Instructions for the task
Restate the records in their entirety, word for word.

Records for the exercise
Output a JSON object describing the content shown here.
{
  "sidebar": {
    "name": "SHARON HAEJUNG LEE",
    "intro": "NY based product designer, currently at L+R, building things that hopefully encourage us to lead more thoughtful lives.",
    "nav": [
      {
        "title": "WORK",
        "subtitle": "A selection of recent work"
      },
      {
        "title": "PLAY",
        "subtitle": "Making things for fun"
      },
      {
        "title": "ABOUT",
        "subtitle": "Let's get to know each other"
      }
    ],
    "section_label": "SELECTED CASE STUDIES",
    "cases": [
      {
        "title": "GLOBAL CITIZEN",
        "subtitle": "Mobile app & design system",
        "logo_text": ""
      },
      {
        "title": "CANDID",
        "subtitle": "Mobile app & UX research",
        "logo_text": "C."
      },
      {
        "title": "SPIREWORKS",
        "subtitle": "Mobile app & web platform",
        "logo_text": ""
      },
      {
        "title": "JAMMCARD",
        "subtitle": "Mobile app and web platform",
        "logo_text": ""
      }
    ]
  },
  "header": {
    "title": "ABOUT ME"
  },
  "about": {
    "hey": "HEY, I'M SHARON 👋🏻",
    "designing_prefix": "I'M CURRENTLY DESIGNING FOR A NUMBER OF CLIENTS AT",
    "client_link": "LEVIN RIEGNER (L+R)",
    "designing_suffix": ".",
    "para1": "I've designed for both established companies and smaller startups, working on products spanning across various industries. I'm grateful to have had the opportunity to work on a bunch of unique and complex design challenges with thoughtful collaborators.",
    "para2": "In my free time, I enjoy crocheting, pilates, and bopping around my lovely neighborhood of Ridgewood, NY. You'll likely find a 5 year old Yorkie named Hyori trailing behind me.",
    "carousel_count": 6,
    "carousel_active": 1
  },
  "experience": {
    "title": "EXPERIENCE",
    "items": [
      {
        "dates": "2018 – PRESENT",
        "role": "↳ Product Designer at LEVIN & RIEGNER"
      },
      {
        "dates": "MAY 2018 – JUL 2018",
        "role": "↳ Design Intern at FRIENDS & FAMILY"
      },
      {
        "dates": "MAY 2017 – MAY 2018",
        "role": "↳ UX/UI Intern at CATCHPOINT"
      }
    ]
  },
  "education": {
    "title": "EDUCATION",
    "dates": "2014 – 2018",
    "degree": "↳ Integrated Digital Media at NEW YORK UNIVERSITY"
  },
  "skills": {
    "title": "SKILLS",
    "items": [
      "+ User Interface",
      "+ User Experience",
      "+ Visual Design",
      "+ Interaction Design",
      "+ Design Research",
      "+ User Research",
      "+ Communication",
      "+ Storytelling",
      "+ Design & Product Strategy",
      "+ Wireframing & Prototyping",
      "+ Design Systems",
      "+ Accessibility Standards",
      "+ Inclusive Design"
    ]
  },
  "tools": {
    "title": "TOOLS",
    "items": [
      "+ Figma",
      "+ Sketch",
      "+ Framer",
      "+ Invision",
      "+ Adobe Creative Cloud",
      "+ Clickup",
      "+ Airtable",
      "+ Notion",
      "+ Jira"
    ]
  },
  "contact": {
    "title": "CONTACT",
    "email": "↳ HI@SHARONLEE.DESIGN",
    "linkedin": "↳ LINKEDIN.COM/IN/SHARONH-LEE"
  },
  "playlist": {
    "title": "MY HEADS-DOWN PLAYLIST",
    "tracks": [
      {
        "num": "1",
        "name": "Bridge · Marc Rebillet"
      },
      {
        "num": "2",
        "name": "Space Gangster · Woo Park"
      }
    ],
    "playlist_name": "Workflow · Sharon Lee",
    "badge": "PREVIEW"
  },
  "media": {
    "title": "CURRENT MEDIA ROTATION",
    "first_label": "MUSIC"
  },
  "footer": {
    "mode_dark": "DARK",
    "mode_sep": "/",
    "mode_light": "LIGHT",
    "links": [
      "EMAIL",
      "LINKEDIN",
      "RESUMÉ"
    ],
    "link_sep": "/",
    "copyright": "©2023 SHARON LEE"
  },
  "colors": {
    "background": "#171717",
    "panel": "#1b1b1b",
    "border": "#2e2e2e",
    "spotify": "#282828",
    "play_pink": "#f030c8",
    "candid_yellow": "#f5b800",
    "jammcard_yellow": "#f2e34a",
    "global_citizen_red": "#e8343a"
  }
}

Expected output
Output a JSON object describing the content shown here.
{
  "sidebar": {
    "name": "SHARON HAEJUNG LEE",
    "intro": "NY based product designer, currently at L+R, building things that hopefully encourage us to lead more thoughtful lives.",
    "nav": [
      {
        "title": "WORK",
        "subtitle": "A selection of recent work"
      },
      {
        "title": "PLAY",
        "subtitle": "Making things for fun"
      },
      {
        "title": "ABOUT",
        "subtitle": "Let's get to know each other"
      }
    ],
    "section_label": "SELECTED CASE STUDIES",
    "cases": [
      {
        "title": "GLOBAL CITIZEN",
        "subtitle": "Mobile app & design system",
        "logo_text": ""
      },
      {
        "title": "CANDID",
        "subtitle": "Mobile app & UX research",
        "logo_text": "C."
      },
      {
        "title": "SPIREWORKS",
        "subtitle": "Mobile app & web platform",
        "logo_text": ""
      },
      {
        "title": "JAMMCARD",
        "subtitle": "Mobile app and web platform",
        "logo_text": ""
      }
    ]
  },
  "header": {
    "title": "ABOUT ME"
  },
  "about": {
    "hey": "HEY, I'M SHARON 👋🏻",
    "designing_prefix": "I'M CURRENTLY DESIGNING FOR A NUMBER OF CLIENTS AT",
    "client_link": "LEVIN RIEGNER (L+R)",
    "designing_suffix": ".",
    "para1": "I've designed for both established companies and smaller startups, working on products spanning across various industries. I'm grateful to have had the opportunity to work on a bunch of unique and complex design challenges with thoughtful collaborators.",
    "para2": "In my free time, I enjoy crocheting, pilates, and bopping around my lovely neighborhood of Ridgewood, NY. You'll likely find a 5 year old Yorkie named Hyori trailing behind me.",
    "carousel_count": 6,
    "carousel_active": 1
  },
  "experience": {
    "title": "EXPERIENCE",
    "items": [
      {
        "dates": "2018 – PRESENT",
        "role": "↳ Product Designer at LEVIN & RIEGNER"
      },
      {
        "dates": "MAY 2018 – JUL 2018",
        "role": "↳ Design Intern at FRIENDS & FAMILY"
      },
      {
        "dates": "MAY 2017 – MAY 2018",
        "role": "↳ UX/UI Intern at CATCHPOINT"
      }
    ]
  },
  "education": {
    "title": "EDUCATION",
    "dates": "2014 – 2018",
    "degree": "↳ Integrated Digital Media at NEW YORK UNIVERSITY"
  },
  "skills": {
    "title": "SKILLS",
    "items": [
      "+ User Interface",
      "+ User Experience",
      "+ Visual Design",
      "+ Interaction Design",
      "+ Design Research",
      "+ User Research",
      "+ Communication",
      "+ Storytelling",
      "+ Design & Product Strategy",
      "+ Wireframing & Prototyping",
      "+ Design Systems",
      "+ Accessibility Standards",
      "+ Inclusive Design"
    ]
  },
  "tools": {
    "title": "TOOLS",
    "items": [
      "+ Figma",
      "+ Sketch",
      "+ Framer",
      "+ Invision",
      "+ Adobe Creative Cloud",
      "+ Clickup",
      "+ Airtable",
      "+ Notion",
      "+ Jira"
    ]
  },
  "contact": {
    "title": "CONTACT",
    "email": "↳ HI@SHARONLEE.DESIGN",
    "linkedin": "↳ LINKEDIN.COM/IN/SHARONH-LEE"
  },
  "playlist": {
    "title": "MY HEADS-DOWN PLAYLIST",
    "tracks": [
      {
        "num": "1",
        "name": "Bridge · Marc Rebillet"
      },
      {
        "num": "2",
        "name": "Space Gangster · Woo Park"
      }
    ],
    "playlist_name": "Workflow · Sharon Lee",
    "badge": "PREVIEW"
  },
  "media": {
    "title": "CURRENT MEDIA ROTATION",
    "first_label": "MUSIC"
  },
  "footer": {
    "mode_dark": "DARK",
    "mode_sep": "/",
    "mode_light": "LIGHT",
    "links": [
      "EMAIL",
      "LINKEDIN",
      "RESUMÉ"
    ],
    "link_sep": "/",
    "copyright": "©2023 SHARON LEE"
  },
  "colors": {
    "background": "#171717",
    "panel": "#1b1b1b",
    "border": "#2e2e2e",
    "spotify": "#282828",
    "play_pink": "#f030c8",
    "candid_yellow": "#f5b800",
    "jammcard_yellow": "#f2e34a",
    "global_citizen_red": "#e8343a"
  }
}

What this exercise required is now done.